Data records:
[START]

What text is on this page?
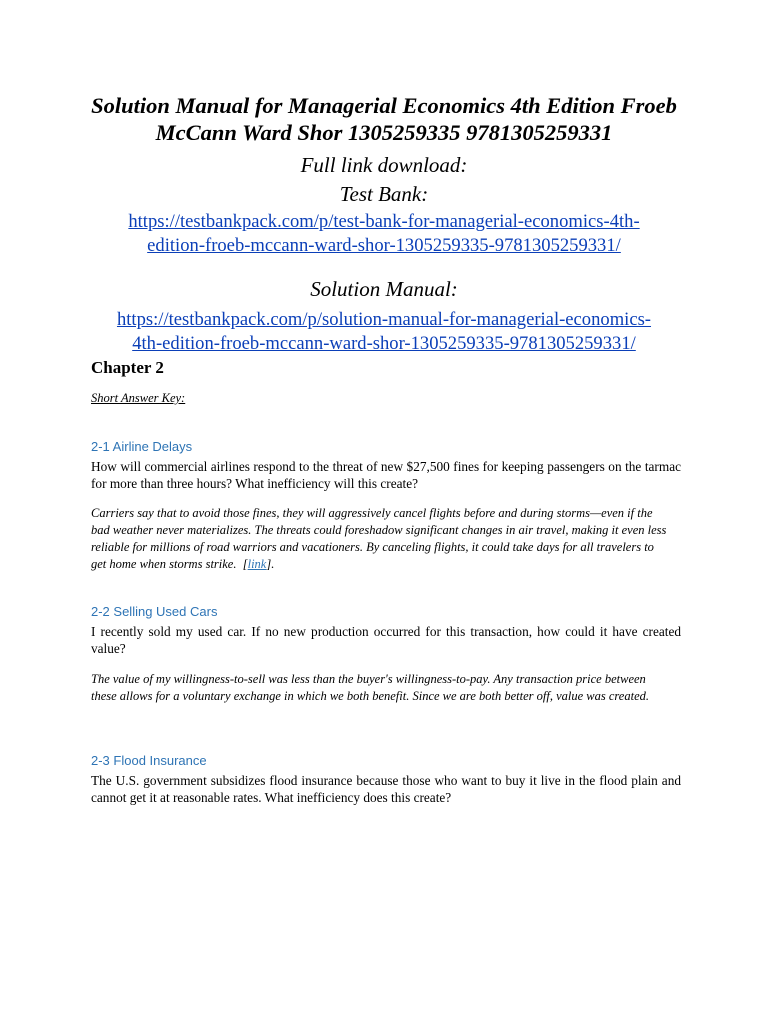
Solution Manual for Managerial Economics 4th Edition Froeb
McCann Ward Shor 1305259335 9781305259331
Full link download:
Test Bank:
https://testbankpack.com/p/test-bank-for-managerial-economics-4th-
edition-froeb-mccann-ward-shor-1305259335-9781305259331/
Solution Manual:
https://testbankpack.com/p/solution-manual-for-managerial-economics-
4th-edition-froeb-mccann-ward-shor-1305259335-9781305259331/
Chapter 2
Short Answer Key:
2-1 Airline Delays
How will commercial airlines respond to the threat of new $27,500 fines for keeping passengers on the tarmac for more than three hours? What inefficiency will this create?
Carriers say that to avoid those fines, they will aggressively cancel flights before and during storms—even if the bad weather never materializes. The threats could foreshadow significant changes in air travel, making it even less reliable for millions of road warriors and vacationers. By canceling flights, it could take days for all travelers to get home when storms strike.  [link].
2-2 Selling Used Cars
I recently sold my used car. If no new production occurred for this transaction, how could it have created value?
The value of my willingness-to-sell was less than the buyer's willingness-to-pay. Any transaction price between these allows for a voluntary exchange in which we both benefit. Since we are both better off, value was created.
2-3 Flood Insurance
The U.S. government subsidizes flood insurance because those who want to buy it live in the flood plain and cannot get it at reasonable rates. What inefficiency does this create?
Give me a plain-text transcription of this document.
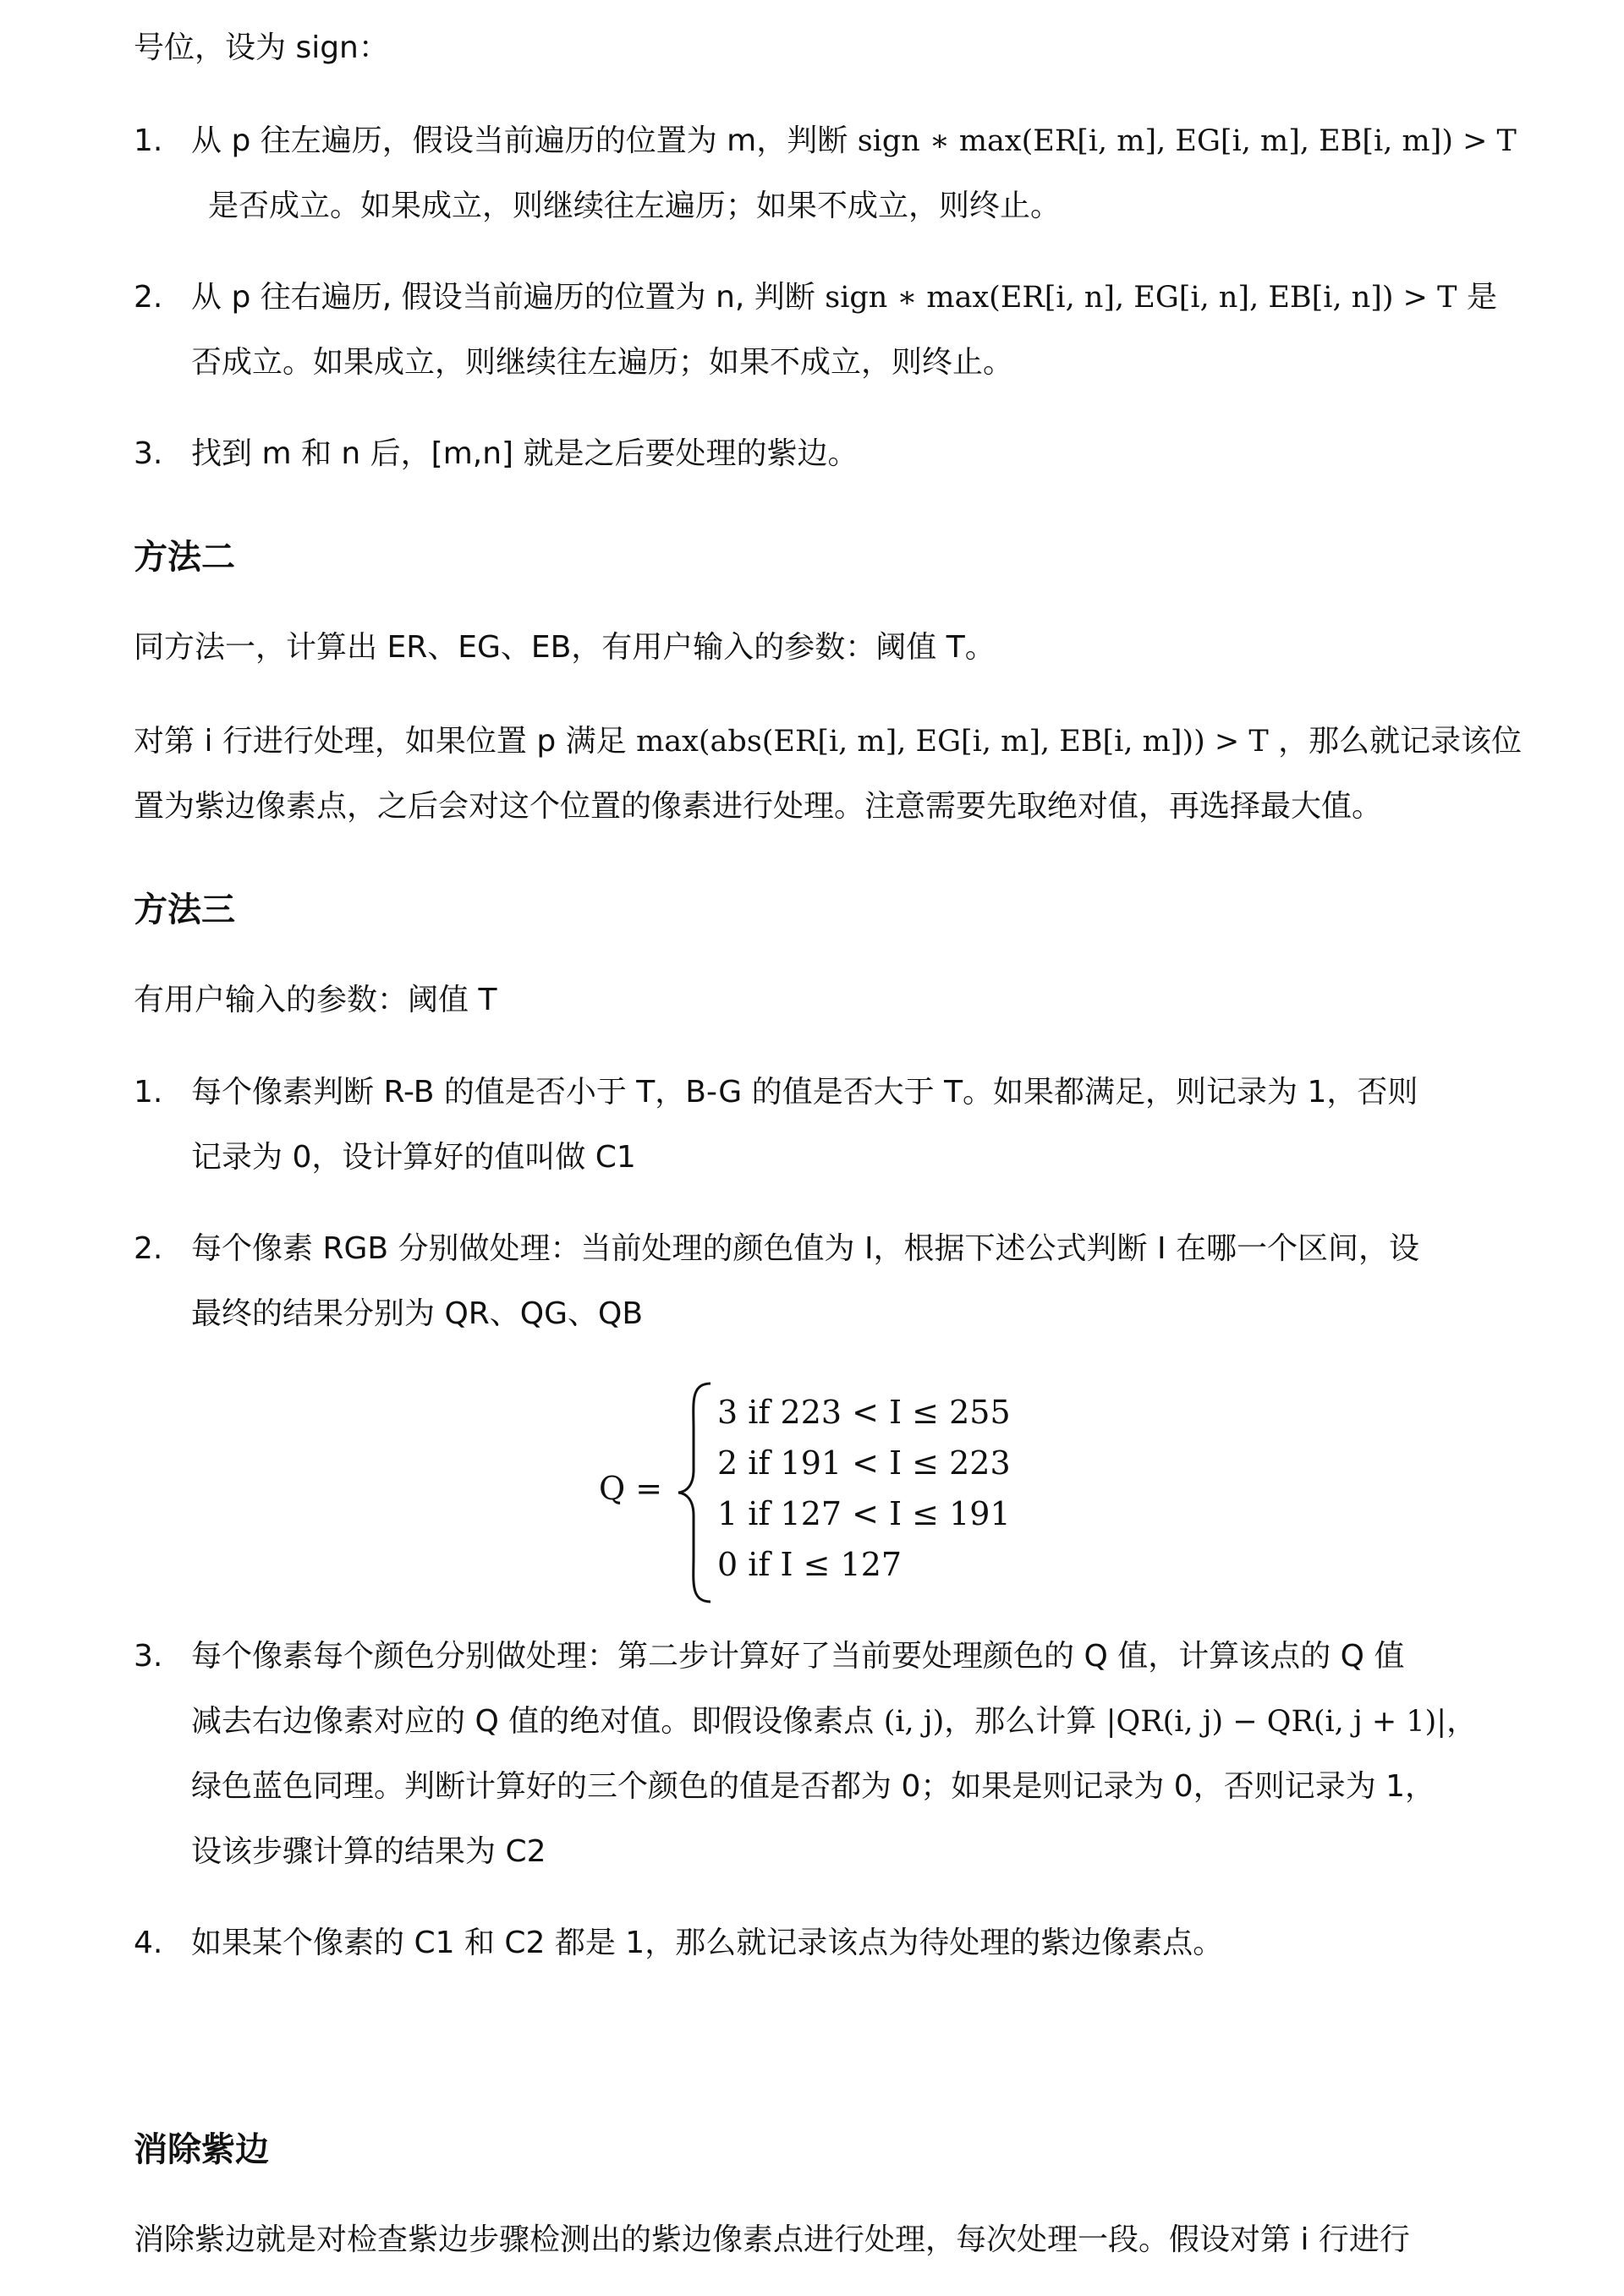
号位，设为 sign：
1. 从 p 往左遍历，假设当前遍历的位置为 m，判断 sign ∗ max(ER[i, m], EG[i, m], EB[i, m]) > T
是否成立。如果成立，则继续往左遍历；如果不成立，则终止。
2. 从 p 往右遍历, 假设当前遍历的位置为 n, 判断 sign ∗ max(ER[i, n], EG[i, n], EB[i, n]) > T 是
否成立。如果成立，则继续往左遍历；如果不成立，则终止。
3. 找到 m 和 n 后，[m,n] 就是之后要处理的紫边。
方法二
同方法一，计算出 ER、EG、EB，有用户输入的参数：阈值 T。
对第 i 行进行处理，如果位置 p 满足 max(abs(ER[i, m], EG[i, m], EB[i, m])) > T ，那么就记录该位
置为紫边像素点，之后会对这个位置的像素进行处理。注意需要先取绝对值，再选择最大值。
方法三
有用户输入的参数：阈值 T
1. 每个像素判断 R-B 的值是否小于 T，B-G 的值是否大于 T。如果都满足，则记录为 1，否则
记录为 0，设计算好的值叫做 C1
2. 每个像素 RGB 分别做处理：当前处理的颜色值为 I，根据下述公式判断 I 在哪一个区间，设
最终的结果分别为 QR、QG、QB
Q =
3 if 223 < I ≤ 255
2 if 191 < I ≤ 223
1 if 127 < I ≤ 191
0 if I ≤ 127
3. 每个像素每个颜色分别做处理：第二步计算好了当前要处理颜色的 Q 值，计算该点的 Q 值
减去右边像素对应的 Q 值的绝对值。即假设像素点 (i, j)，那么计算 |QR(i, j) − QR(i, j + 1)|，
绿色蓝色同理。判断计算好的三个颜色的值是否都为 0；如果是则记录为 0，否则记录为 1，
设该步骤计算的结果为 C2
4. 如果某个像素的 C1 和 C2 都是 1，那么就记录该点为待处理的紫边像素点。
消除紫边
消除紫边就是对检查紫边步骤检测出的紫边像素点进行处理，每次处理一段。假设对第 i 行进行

[END]

GIVEN REQUEST: From the listing above, print every entry precisely and drop the pictures.

ANSWER TO THIS EXERCISE:
What text is on this page?
Solution Manual for Managerial Economics 4th Edition Froeb
McCann Ward Shor 1305259335 9781305259331
Full link download:
Test Bank:
https://testbankpack.com/p/test-bank-for-managerial-economics-4th-
edition-froeb-mccann-ward-shor-1305259335-9781305259331/
Solution Manual:
https://testbankpack.com/p/solution-manual-for-managerial-economics-
4th-edition-froeb-mccann-ward-shor-1305259335-9781305259331/
Chapter 2
Short Answer Key:
2-1 Airline Delays
How will commercial airlines respond to the threat of new $27,500 fines for keeping passengers on the tarmac for more than three hours? What inefficiency will this create?
Carriers say that to avoid those fines, they will aggressively cancel flights before and during storms—even if the bad weather never materializes. The threats could foreshadow significant changes in air travel, making it even less reliable for millions of road warriors and vacationers. By canceling flights, it could take days for all travelers to get home when storms strike.  [link].
2-2 Selling Used Cars
I recently sold my used car. If no new production occurred for this transaction, how could it have created value?
The value of my willingness-to-sell was less than the buyer's willingness-to-pay. Any transaction price between these allows for a voluntary exchange in which we both benefit. Since we are both better off, value was created.
2-3 Flood Insurance
The U.S. government subsidizes flood insurance because those who want to buy it live in the flood plain and cannot get it at reasonable rates. What inefficiency does this create?
Give me a plain-text transcription of this document.
号位，设为 sign：
1. 从 p 往左遍历，假设当前遍历的位置为 m，判断 sign ∗ max(ER[i, m], EG[i, m], EB[i, m]) > T
是否成立。如果成立，则继续往左遍历；如果不成立，则终止。
2. 从 p 往右遍历, 假设当前遍历的位置为 n, 判断 sign ∗ max(ER[i, n], EG[i, n], EB[i, n]) > T 是
否成立。如果成立，则继续往左遍历；如果不成立，则终止。
3. 找到 m 和 n 后，[m,n] 就是之后要处理的紫边。
方法二
同方法一，计算出 ER、EG、EB，有用户输入的参数：阈值 T。
对第 i 行进行处理，如果位置 p 满足 max(abs(ER[i, m], EG[i, m], EB[i, m])) > T ，那么就记录该位
置为紫边像素点，之后会对这个位置的像素进行处理。注意需要先取绝对值，再选择最大值。
方法三
有用户输入的参数：阈值 T
1. 每个像素判断 R-B 的值是否小于 T，B-G 的值是否大于 T。如果都满足，则记录为 1，否则
记录为 0，设计算好的值叫做 C1
2. 每个像素 RGB 分别做处理：当前处理的颜色值为 I，根据下述公式判断 I 在哪一个区间，设
最终的结果分别为 QR、QG、QB
Q =
3 if 223 < I ≤ 255
2 if 191 < I ≤ 223
1 if 127 < I ≤ 191
0 if I ≤ 127
3. 每个像素每个颜色分别做处理：第二步计算好了当前要处理颜色的 Q 值，计算该点的 Q 值
减去右边像素对应的 Q 值的绝对值。即假设像素点 (i, j)，那么计算 |QR(i, j) − QR(i, j + 1)|，
绿色蓝色同理。判断计算好的三个颜色的值是否都为 0；如果是则记录为 0，否则记录为 1，
设该步骤计算的结果为 C2
4. 如果某个像素的 C1 和 C2 都是 1，那么就记录该点为待处理的紫边像素点。
消除紫边
消除紫边就是对检查紫边步骤检测出的紫边像素点进行处理，每次处理一段。假设对第 i 行进行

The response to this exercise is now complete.